--- start Material supplied ---
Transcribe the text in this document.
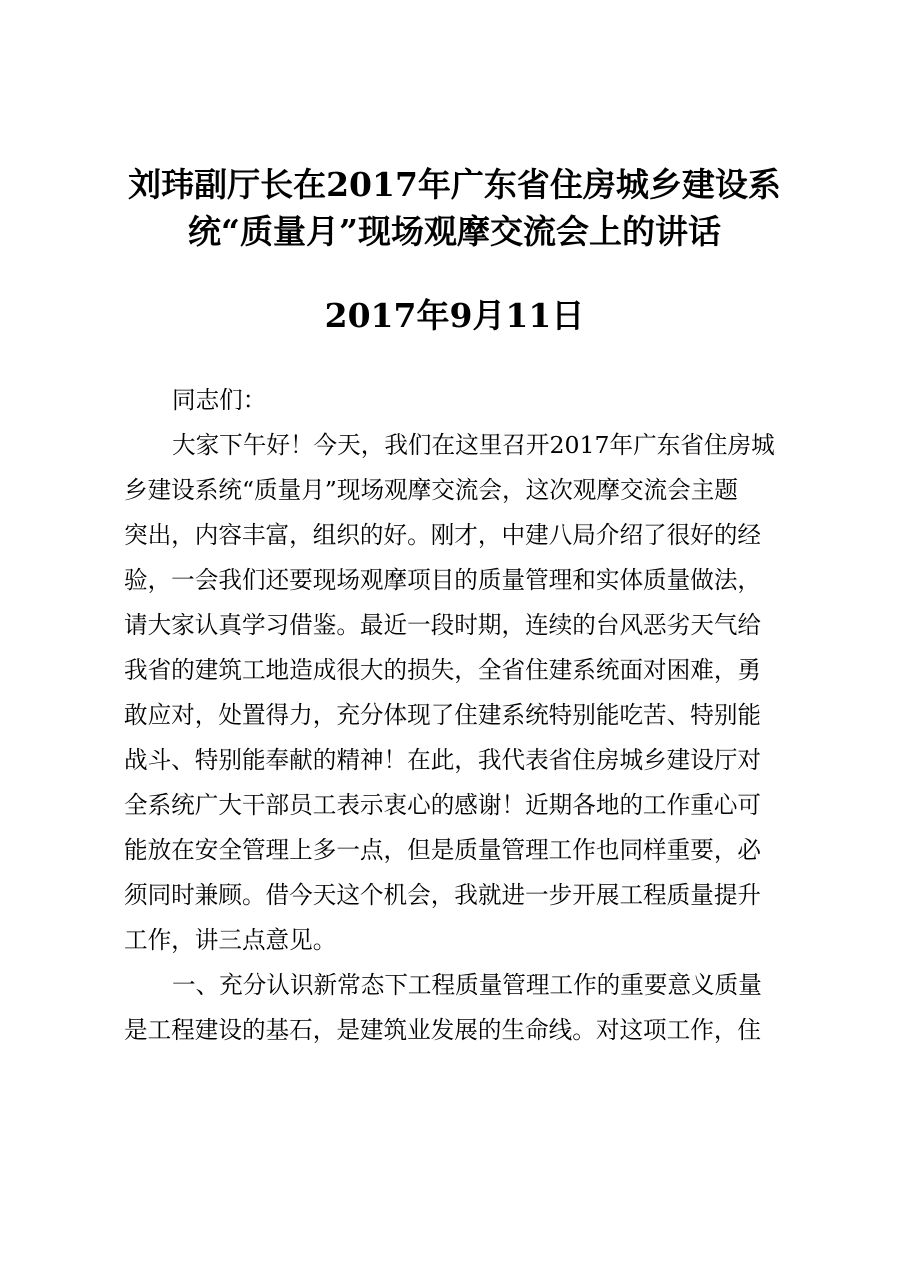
刘玮副厅长在2017年广东省住房城乡建设系
统“质量月”现场观摩交流会上的讲话
2017年9月11日
同志们：
大家下午好！今天，我们在这里召开2017年广东省住房城
乡建设系统“质量月”现场观摩交流会，这次观摩交流会主题
突出，内容丰富，组织的好。刚才，中建八局介绍了很好的经
验，一会我们还要现场观摩项目的质量管理和实体质量做法，
请大家认真学习借鉴。最近一段时期，连续的台风恶劣天气给
我省的建筑工地造成很大的损失，全省住建系统面对困难，勇
敢应对，处置得力，充分体现了住建系统特别能吃苦、特别能
战斗、特别能奉献的精神！在此，我代表省住房城乡建设厅对
全系统广大干部员工表示衷心的感谢！近期各地的工作重心可
能放在安全管理上多一点，但是质量管理工作也同样重要，必
须同时兼顾。借今天这个机会，我就进一步开展工程质量提升
工作，讲三点意见。
一、充分认识新常态下工程质量管理工作的重要意义质量
是工程建设的基石，是建筑业发展的生命线。对这项工作，住
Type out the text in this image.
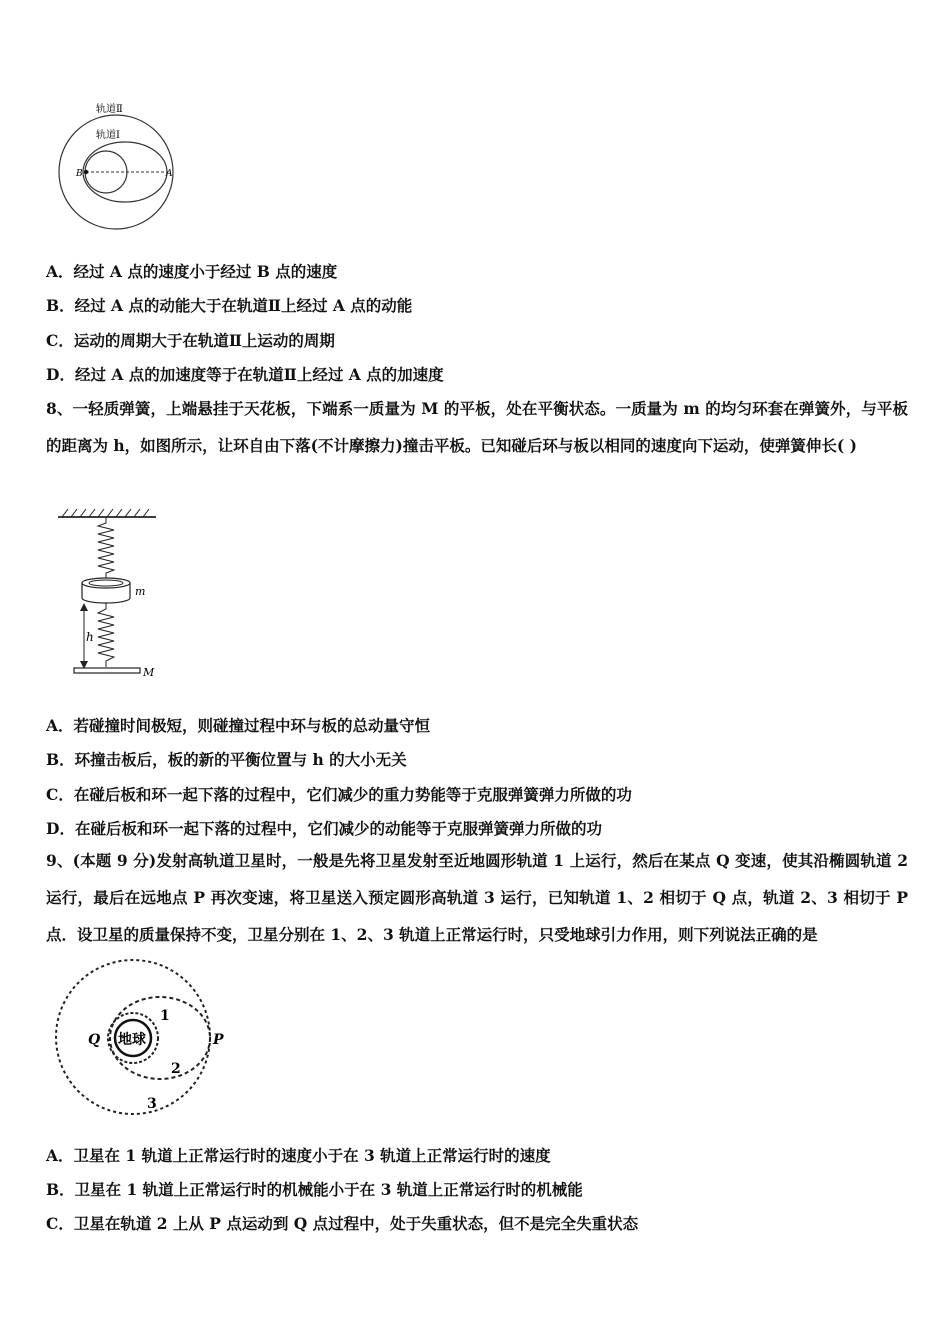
轨道Ⅱ
轨道Ⅰ
B	A
A．经过 A 点的速度小于经过 B 点的速度
B．经过 A 点的动能大于在轨道Ⅱ上经过 A 点的动能
C．运动的周期大于在轨道Ⅱ上运动的周期
D．经过 A 点的加速度等于在轨道Ⅱ上经过 A 点的加速度
8、一轻质弹簧，上端悬挂于天花板，下端系一质量为 M 的平板，处在平衡状态。一质量为 m 的均匀环套在弹簧外，与平板的距离为 h，如图所示，让环自由下落(不计摩擦力)撞击平板。已知碰后环与板以相同的速度向下运动，使弹簧伸长( )
m
h
M
A．若碰撞时间极短，则碰撞过程中环与板的总动量守恒
B．环撞击板后，板的新的平衡位置与 h 的大小无关
C．在碰后板和环一起下落的过程中，它们减少的重力势能等于克服弹簧弹力所做的功
D．在碰后板和环一起下落的过程中，它们减少的动能等于克服弹簧弹力所做的功
9、(本题 9 分)发射高轨道卫星时，一般是先将卫星发射至近地圆形轨道 1 上运行，然后在某点 Q 变速，使其沿椭圆轨道 2 运行，最后在远地点 P 再次变速，将卫星送入预定圆形高轨道 3 运行，已知轨道 1、2 相切于 Q 点，轨道 2、3 相切于 P 点．设卫星的质量保持不变，卫星分别在 1、2、3 轨道上正常运行时，只受地球引力作用，则下列说法正确的是
地球
Q	P
1
2
3
A．卫星在 1 轨道上正常运行时的速度小于在 3 轨道上正常运行时的速度
B．卫星在 1 轨道上正常运行时的机械能小于在 3 轨道上正常运行时的机械能
C．卫星在轨道 2 上从 P 点运动到 Q 点过程中，处于失重状态，但不是完全失重状态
--- end Material supplied ---
Objective:
Copy each line of the data that contains the word "text".

Reply:
Transcribe the text in this document.
Type out the text in this image.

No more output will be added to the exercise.